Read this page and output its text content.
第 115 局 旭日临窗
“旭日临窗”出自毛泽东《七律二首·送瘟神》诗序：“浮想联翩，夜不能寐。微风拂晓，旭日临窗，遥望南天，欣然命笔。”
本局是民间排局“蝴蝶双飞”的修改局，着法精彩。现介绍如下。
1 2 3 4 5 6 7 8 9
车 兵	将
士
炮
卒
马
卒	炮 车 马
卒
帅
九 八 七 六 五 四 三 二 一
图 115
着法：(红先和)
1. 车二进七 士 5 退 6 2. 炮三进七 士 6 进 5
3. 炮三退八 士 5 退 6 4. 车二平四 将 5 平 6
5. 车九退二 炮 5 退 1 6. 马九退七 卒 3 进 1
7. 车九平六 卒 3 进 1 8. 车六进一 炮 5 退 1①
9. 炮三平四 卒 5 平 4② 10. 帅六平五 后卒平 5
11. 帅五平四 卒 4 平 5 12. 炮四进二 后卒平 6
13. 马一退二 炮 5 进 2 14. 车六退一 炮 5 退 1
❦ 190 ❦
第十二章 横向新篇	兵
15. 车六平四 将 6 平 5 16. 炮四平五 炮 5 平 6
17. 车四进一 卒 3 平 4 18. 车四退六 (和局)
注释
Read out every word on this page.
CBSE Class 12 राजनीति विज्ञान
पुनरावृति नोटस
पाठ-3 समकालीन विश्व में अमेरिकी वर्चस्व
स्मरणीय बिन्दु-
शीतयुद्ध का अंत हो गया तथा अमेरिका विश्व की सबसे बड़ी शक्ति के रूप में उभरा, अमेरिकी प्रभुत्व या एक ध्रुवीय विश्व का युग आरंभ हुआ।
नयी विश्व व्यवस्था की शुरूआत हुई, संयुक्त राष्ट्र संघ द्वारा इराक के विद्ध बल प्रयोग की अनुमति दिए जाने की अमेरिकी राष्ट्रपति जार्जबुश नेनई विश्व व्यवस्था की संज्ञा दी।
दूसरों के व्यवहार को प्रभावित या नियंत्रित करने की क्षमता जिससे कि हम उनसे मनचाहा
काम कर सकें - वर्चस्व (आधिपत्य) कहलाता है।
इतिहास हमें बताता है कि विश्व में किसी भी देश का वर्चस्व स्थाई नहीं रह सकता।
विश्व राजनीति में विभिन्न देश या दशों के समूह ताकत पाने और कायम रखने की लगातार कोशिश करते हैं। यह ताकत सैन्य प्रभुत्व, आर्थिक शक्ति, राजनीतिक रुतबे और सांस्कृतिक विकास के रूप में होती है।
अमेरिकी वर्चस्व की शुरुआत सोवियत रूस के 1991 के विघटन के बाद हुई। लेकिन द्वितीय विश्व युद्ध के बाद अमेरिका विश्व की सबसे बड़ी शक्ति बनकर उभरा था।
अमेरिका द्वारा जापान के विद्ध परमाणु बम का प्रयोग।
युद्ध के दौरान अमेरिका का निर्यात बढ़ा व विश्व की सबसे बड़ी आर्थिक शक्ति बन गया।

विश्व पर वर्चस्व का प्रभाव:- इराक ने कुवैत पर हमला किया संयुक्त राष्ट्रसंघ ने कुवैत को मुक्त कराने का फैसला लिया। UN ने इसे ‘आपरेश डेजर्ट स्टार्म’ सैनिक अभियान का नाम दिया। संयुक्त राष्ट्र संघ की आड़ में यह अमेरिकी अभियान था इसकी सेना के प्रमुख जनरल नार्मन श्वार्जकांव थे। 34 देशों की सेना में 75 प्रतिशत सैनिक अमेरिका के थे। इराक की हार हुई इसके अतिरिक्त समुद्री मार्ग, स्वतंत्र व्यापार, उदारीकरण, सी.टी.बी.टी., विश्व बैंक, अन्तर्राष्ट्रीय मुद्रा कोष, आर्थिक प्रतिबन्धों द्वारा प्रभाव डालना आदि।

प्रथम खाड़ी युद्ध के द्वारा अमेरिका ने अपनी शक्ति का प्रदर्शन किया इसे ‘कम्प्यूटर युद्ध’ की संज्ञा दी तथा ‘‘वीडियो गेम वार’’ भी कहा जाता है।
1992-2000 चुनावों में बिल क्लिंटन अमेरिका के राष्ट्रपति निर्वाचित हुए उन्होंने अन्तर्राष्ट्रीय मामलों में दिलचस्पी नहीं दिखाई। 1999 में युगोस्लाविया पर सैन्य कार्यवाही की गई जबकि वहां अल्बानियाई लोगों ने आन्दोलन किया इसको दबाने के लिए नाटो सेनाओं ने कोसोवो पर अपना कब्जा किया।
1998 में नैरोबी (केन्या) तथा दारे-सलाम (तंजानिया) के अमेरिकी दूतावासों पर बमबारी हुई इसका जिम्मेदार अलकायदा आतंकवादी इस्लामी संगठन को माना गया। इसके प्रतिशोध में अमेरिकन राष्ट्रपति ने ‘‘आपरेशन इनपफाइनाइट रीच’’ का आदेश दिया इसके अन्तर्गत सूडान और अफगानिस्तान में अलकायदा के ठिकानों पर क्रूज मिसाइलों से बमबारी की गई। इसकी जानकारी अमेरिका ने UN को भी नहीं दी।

■ Given instruction
Copy out the whole listing exactly as written.

■ Response
Read this page and output its text content.
第 115 局 旭日临窗
“旭日临窗”出自毛泽东《七律二首·送瘟神》诗序：“浮想联翩，夜不能寐。微风拂晓，旭日临窗，遥望南天，欣然命笔。”
本局是民间排局“蝴蝶双飞”的修改局，着法精彩。现介绍如下。
1 2 3 4 5 6 7 8 9
车 兵	将
士
炮
卒
马
卒	炮 车 马
卒
帅
九 八 七 六 五 四 三 二 一
图 115
着法：(红先和)
1. 车二进七 士 5 退 6 2. 炮三进七 士 6 进 5
3. 炮三退八 士 5 退 6 4. 车二平四 将 5 平 6
5. 车九退二 炮 5 退 1 6. 马九退七 卒 3 进 1
7. 车九平六 卒 3 进 1 8. 车六进一 炮 5 退 1①
9. 炮三平四 卒 5 平 4② 10. 帅六平五 后卒平 5
11. 帅五平四 卒 4 平 5 12. 炮四进二 后卒平 6
13. 马一退二 炮 5 进 2 14. 车六退一 炮 5 退 1
❦ 190 ❦
第十二章 横向新篇	兵
15. 车六平四 将 6 平 5 16. 炮四平五 炮 5 平 6
17. 车四进一 卒 3 平 4 18. 车四退六 (和局)
注释
Read out every word on this page.
CBSE Class 12 राजनीति विज्ञान
पुनरावृति नोटस
पाठ-3 समकालीन विश्व में अमेरिकी वर्चस्व
स्मरणीय बिन्दु-
शीतयुद्ध का अंत हो गया तथा अमेरिका विश्व की सबसे बड़ी शक्ति के रूप में उभरा, अमेरिकी प्रभुत्व या एक ध्रुवीय विश्व का युग आरंभ हुआ।
नयी विश्व व्यवस्था की शुरूआत हुई, संयुक्त राष्ट्र संघ द्वारा इराक के विद्ध बल प्रयोग की अनुमति दिए जाने की अमेरिकी राष्ट्रपति जार्जबुश नेनई विश्व व्यवस्था की संज्ञा दी।
दूसरों के व्यवहार को प्रभावित या नियंत्रित करने की क्षमता जिससे कि हम उनसे मनचाहा
काम कर सकें - वर्चस्व (आधिपत्य) कहलाता है।
इतिहास हमें बताता है कि विश्व में किसी भी देश का वर्चस्व स्थाई नहीं रह सकता।
विश्व राजनीति में विभिन्न देश या दशों के समूह ताकत पाने और कायम रखने की लगातार कोशिश करते हैं। यह ताकत सैन्य प्रभुत्व, आर्थिक शक्ति, राजनीतिक रुतबे और सांस्कृतिक विकास के रूप में होती है।
अमेरिकी वर्चस्व की शुरुआत सोवियत रूस के 1991 के विघटन के बाद हुई। लेकिन द्वितीय विश्व युद्ध के बाद अमेरिका विश्व की सबसे बड़ी शक्ति बनकर उभरा था।
अमेरिका द्वारा जापान के विद्ध परमाणु बम का प्रयोग।
युद्ध के दौरान अमेरिका का निर्यात बढ़ा व विश्व की सबसे बड़ी आर्थिक शक्ति बन गया।

विश्व पर वर्चस्व का प्रभाव:- इराक ने कुवैत पर हमला किया संयुक्त राष्ट्रसंघ ने कुवैत को मुक्त कराने का फैसला लिया। UN ने इसे ‘आपरेश डेजर्ट स्टार्म’ सैनिक अभियान का नाम दिया। संयुक्त राष्ट्र संघ की आड़ में यह अमेरिकी अभियान था इसकी सेना के प्रमुख जनरल नार्मन श्वार्जकांव थे। 34 देशों की सेना में 75 प्रतिशत सैनिक अमेरिका के थे। इराक की हार हुई इसके अतिरिक्त समुद्री मार्ग, स्वतंत्र व्यापार, उदारीकरण, सी.टी.बी.टी., विश्व बैंक, अन्तर्राष्ट्रीय मुद्रा कोष, आर्थिक प्रतिबन्धों द्वारा प्रभाव डालना आदि।

प्रथम खाड़ी युद्ध के द्वारा अमेरिका ने अपनी शक्ति का प्रदर्शन किया इसे ‘कम्प्यूटर युद्ध’ की संज्ञा दी तथा ‘‘वीडियो गेम वार’’ भी कहा जाता है।
1992-2000 चुनावों में बिल क्लिंटन अमेरिका के राष्ट्रपति निर्वाचित हुए उन्होंने अन्तर्राष्ट्रीय मामलों में दिलचस्पी नहीं दिखाई। 1999 में युगोस्लाविया पर सैन्य कार्यवाही की गई जबकि वहां अल्बानियाई लोगों ने आन्दोलन किया इसको दबाने के लिए नाटो सेनाओं ने कोसोवो पर अपना कब्जा किया।
1998 में नैरोबी (केन्या) तथा दारे-सलाम (तंजानिया) के अमेरिकी दूतावासों पर बमबारी हुई इसका जिम्मेदार अलकायदा आतंकवादी इस्लामी संगठन को माना गया। इसके प्रतिशोध में अमेरिकन राष्ट्रपति ने ‘‘आपरेशन इनपफाइनाइट रीच’’ का आदेश दिया इसके अन्तर्गत सूडान और अफगानिस्तान में अलकायदा के ठिकानों पर क्रूज मिसाइलों से बमबारी की गई। इसकी जानकारी अमेरिका ने UN को भी नहीं दी।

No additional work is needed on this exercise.